*To do:* Please copy all the lines that follow, word for word.

*Provided records:*

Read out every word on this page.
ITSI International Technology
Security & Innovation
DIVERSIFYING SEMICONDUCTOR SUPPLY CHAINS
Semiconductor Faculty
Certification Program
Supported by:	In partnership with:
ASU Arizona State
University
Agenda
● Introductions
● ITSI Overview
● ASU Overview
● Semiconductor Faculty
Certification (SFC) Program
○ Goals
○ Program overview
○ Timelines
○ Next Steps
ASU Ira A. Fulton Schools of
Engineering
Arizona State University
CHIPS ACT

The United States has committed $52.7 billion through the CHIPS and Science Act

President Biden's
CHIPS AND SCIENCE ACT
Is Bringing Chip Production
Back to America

*Finished task:*
Read out every word on this page.
ITSI International Technology
Security & Innovation
DIVERSIFYING SEMICONDUCTOR SUPPLY CHAINS
Semiconductor Faculty
Certification Program
Supported by:	In partnership with:
ASU Arizona State
University
Agenda
● Introductions
● ITSI Overview
● ASU Overview
● Semiconductor Faculty
Certification (SFC) Program
○ Goals
○ Program overview
○ Timelines
○ Next Steps
ASU Ira A. Fulton Schools of
Engineering
Arizona State University
CHIPS ACT

The United States has committed $52.7 billion through the CHIPS and Science Act

President Biden's
CHIPS AND SCIENCE ACT
Is Bringing Chip Production
Back to America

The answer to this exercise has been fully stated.